_SHORT TASK_. Output the passage of the safety joint text that begins at the words "When hydraulically locked, operators" and ends after the words "into the wellbore.", copied exactly.
____ EXTRACTED TEXT
Another retrieval method is to include what is known as a “safety joint” in the work string. A safety joint is typically a tubular member consisting of an upper and lower sub that are disconnectable from each by a variety of known means. In one such means, coarse threads join the upper and lower sub, such that when a string becomes stuck in a wellbore, left hand torque may be applied to the work string which then uncouples (unscrews) the upper sub from the lower sub, thus enabling the upper sub and the work string above it to be retrieved leaving the lower sub and parts of the work string below it in the wellbore. Typically, the torque required to unscrew the safety joint is a fraction of the torque required to break the threaded connections between the joints of the work string, which the safety joint is connected, thus unscrewing the safety joint but not any other tubular members of the work string. Sometimes, these safety joints are placed lower in the work string than expensive equipment and instruments, thus ensuring that the equipment and instruments may be retrieved once the safety joint has been disconnected.

Also, once retrieved at the surface and the expensive equipment and instruments have been recovered, the upper sub may be re-coupled to a work string having a substantially open inner diameter, and run back into the wellbore for reconnecting with the lower sub. Doing so then provides a substantially open inner diameter all the way to the bottom hole assembly (“BHA”) at or near the bottom of the wellbore or distal end of the stuck work string. This method may then include running a string shot in and shooting it off to recover more of the stuck work string via a wireline or other known means. In another method, a jar may be attached upstring of the retrieved upper sub and run back into the wellbore for reconnecting with the lower sub of the safety joint and jarring the stuck work string.

One problem associated with these types of safety joints is that the threaded sections of the subs making up a break joint may include seals disposed about the ends of the threaded sections that may trap fluids or mud within the safety joint when the upper sub is being reconnected with the lower sub in the wellbore. The trapped mud or fluid located within the upper and lower subs is under extreme pressure and may cause the subs to become hydraulically locked. Drilling mud is often designed to fill and plug voids to prevent fluid loss into the formations being penetrated by the wellbore. This characteristic can cause difficulty in making up a safety joint downhole because the mud tends to plug off and seal inside the threads as they are screwed back together. This can further add to the problem of hydraulic locking in the safety joint because the fluid is trapped inside the threaded connection and cannot be exhausted through the safety joint.

When hydraulically locked, operators may apply more torque in response to the hydraulic lock in an attempt to reach a proper seat of the upper and lower sub, which may damage the safety joint, subs, and/or other equipment in the wellbore.

Another problem associated with hydraulically locked subs is that when torque is backed off due to the operator's belief that the threaded ends of the subs are properly engaged, it will in fact mean that the safety joint is not properly made up and may become disconnected when it is retrieved from the wellbore, thus causing tubular members, equipment, instruments, and the like to be dropped into the wellbore.

Additionally, conventional safety joints are oftentimes run into wellbores having highly deviated, horizontal, or tortuous trajectories to access substantially horizontal hydrocarbon bearing formations. Under these situations, the safety joint experiences a tensile load (e.g., pulling work string out of wellbore) or a compressive load (e.g., adding weight to the work string) in the axial direction of the safety joint while in the wellbore. In addition, the safety joint will experience a bending or side load when it is in these situations or environments. These bending loads are caused by the distal ends of the safety joint being in contact with a sidewall of the wellbore, casing, liner, etc., while concurrently the substantially opposite side of the safety joint's central section or break joint encounters a substantially opposite linear side load. The side load creates a compressive stress on one side of the break joint and a tensile stress on the opposite side of the break joint.
________
____ EXTRACTED INFORMATION
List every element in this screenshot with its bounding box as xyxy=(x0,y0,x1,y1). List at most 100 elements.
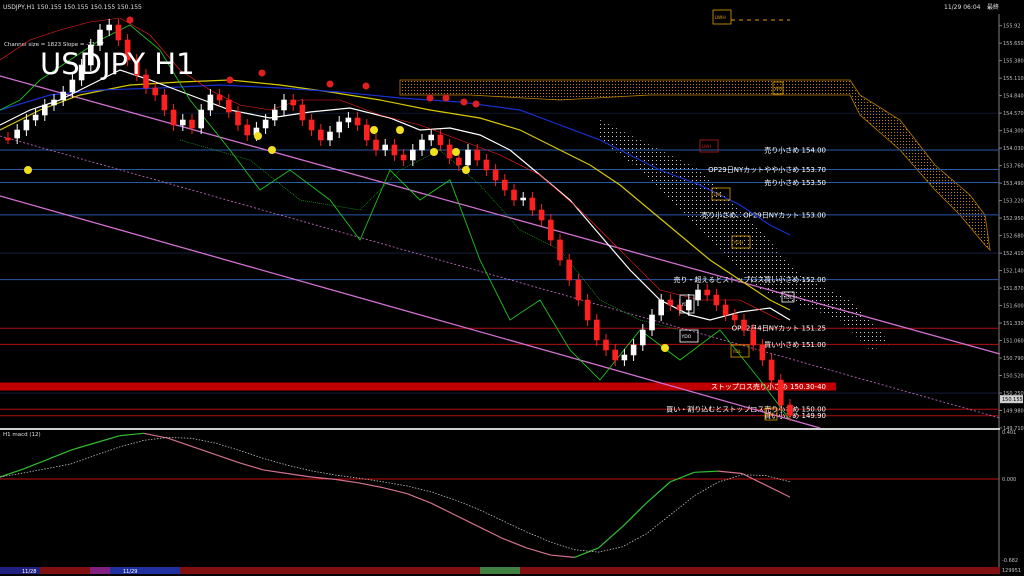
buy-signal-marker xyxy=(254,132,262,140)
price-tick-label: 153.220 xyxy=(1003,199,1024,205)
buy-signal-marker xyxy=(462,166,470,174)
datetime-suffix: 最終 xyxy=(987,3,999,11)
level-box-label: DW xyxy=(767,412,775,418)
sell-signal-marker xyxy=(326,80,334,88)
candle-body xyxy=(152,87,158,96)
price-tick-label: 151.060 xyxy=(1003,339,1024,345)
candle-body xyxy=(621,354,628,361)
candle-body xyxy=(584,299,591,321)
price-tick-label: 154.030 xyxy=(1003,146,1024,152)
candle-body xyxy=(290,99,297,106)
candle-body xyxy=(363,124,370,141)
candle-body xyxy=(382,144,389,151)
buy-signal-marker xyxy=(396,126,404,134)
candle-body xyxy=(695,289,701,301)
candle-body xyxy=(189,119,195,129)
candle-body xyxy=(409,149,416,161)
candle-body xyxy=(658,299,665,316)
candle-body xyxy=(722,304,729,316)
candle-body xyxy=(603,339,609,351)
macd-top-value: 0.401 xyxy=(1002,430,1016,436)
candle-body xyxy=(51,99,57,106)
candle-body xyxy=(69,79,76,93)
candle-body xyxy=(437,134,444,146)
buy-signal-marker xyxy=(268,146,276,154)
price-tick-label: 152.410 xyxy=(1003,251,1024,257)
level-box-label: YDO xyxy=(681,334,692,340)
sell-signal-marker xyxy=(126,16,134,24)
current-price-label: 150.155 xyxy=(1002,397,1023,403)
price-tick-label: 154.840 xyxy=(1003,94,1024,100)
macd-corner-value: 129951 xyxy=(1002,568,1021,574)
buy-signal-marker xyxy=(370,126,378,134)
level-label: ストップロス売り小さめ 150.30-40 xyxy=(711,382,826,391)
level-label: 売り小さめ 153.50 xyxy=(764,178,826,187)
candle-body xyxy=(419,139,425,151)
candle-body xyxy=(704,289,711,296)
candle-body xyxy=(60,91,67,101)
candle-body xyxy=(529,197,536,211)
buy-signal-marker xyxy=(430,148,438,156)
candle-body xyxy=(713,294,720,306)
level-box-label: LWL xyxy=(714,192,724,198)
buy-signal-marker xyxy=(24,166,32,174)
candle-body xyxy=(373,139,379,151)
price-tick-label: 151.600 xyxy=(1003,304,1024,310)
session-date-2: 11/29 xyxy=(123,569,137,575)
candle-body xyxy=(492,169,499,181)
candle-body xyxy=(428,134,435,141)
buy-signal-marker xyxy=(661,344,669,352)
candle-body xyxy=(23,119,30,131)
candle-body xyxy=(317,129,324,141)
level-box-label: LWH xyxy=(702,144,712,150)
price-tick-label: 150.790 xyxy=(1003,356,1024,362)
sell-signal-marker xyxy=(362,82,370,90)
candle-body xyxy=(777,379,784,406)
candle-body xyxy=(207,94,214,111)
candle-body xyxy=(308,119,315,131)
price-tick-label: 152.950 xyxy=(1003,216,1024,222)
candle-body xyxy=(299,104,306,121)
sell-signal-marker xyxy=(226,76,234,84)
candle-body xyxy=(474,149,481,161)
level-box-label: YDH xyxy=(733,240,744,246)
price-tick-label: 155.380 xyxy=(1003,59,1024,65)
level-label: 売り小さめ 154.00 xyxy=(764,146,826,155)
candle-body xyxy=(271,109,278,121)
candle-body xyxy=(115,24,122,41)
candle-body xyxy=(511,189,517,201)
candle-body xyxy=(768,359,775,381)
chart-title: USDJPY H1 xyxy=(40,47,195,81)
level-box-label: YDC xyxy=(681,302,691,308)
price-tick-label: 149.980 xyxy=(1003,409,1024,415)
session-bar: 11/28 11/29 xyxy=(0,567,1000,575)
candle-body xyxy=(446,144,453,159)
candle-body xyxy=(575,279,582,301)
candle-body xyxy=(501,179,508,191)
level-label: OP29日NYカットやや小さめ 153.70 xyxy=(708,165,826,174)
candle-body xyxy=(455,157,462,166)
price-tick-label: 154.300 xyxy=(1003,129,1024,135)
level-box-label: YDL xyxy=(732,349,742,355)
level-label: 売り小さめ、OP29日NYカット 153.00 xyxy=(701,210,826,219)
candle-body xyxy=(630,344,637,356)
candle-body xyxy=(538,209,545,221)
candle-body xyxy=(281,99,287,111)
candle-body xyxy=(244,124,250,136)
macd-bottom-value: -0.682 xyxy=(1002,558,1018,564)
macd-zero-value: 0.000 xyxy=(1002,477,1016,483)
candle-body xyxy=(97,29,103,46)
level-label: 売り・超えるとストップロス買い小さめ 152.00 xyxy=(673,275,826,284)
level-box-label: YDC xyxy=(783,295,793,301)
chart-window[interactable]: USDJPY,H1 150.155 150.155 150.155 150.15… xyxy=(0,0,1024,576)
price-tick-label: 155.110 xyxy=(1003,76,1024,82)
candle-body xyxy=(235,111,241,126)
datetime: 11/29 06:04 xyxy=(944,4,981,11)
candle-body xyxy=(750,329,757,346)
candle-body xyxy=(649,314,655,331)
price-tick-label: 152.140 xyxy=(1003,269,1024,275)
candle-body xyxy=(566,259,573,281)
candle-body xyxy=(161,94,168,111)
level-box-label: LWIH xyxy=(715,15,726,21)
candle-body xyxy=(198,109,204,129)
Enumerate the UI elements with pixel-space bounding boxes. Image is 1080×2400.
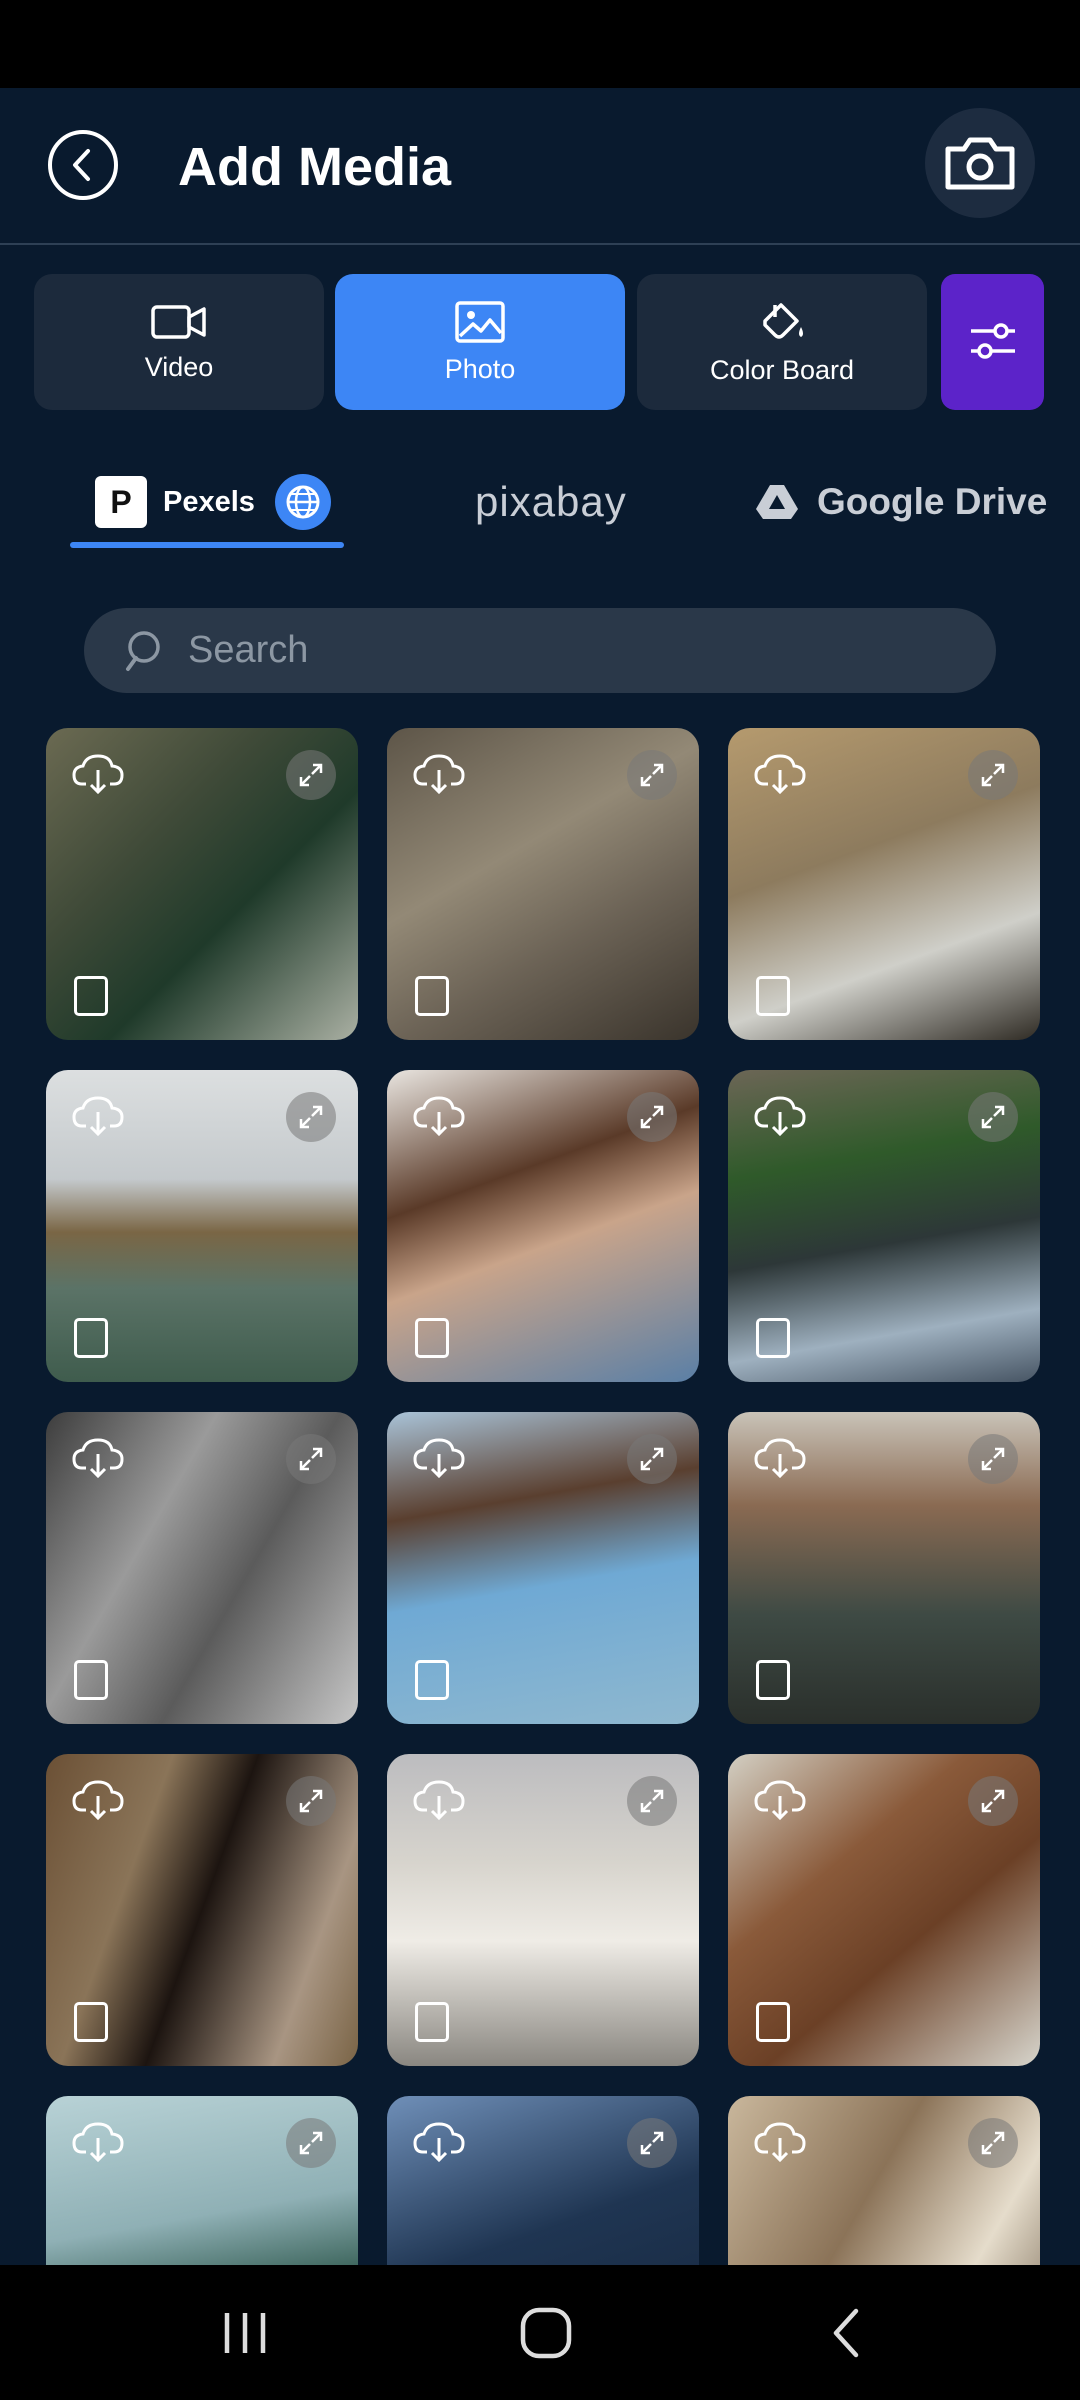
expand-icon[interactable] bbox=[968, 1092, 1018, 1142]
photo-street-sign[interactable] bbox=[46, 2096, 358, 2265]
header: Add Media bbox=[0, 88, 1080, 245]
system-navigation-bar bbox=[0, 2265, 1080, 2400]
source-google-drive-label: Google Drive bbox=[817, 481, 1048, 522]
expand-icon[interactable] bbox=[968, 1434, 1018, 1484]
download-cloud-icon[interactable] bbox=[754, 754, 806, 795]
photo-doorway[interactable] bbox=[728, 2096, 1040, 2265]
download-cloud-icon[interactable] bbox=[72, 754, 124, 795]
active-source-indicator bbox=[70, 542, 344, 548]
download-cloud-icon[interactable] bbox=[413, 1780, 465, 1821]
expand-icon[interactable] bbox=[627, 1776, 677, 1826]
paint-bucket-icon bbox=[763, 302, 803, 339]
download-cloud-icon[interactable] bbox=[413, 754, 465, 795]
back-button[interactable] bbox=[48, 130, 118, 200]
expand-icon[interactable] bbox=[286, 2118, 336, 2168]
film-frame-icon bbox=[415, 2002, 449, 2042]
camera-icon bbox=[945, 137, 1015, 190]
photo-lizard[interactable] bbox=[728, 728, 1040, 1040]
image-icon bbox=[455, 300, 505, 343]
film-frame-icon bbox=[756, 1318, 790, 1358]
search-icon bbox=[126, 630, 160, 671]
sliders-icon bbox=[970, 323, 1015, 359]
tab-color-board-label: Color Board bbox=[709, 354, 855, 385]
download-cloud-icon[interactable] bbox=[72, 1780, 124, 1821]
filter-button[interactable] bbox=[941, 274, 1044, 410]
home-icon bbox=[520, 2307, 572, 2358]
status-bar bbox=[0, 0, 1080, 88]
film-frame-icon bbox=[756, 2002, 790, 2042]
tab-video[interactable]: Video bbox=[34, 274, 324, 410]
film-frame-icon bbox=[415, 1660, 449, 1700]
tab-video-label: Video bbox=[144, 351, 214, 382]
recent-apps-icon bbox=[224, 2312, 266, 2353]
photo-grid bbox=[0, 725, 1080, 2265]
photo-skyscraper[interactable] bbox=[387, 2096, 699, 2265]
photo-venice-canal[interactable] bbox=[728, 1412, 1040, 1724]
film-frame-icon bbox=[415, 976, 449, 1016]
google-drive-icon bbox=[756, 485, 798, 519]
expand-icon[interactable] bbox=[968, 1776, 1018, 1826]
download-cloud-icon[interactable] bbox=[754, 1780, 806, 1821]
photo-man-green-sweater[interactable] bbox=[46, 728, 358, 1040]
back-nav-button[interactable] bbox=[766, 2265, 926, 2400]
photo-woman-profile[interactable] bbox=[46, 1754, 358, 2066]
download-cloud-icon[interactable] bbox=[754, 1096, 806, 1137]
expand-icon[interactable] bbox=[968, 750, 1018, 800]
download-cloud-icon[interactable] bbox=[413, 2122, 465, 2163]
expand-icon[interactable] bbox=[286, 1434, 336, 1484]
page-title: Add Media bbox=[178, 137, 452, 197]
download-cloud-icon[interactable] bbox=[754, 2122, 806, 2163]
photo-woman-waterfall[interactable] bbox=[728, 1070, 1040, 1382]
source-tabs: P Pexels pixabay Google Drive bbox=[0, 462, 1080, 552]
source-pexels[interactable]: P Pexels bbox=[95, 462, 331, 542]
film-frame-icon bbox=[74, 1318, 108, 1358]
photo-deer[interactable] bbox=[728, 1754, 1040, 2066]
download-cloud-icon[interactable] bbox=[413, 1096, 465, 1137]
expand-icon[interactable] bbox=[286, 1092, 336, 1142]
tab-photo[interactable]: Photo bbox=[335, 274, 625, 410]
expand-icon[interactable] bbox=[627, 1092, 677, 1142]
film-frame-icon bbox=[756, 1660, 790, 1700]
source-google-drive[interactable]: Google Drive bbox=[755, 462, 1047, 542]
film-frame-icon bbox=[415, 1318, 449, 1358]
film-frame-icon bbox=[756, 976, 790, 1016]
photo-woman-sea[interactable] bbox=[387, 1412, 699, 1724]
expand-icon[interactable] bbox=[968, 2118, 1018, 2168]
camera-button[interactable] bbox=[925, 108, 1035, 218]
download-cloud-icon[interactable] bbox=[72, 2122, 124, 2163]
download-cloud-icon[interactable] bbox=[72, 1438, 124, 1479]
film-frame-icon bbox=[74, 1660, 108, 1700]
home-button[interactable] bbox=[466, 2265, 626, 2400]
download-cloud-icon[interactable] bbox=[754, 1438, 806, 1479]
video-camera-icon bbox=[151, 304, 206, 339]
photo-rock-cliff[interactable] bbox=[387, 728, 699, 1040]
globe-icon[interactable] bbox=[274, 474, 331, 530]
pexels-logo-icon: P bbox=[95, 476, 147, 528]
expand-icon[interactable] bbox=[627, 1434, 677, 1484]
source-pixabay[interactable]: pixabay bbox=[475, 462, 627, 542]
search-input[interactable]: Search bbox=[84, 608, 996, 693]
________
_RESPONSE TO THIS TASK_.
When hydraulically locked, operators may apply more torque in response to the hydraulic lock in an attempt to reach a proper seat of the upper and lower sub, which may damage the safety joint, subs, and/or other equipment in the wellbore.

Another problem associated with hydraulically locked subs is that when torque is backed off due to the operator's belief that the threaded ends of the subs are properly engaged, it will in fact mean that the safety joint is not properly made up and may become disconnected when it is retrieved from the wellbore, thus causing tubular members, equipment, instruments, and the like to be dropped into the wellbore.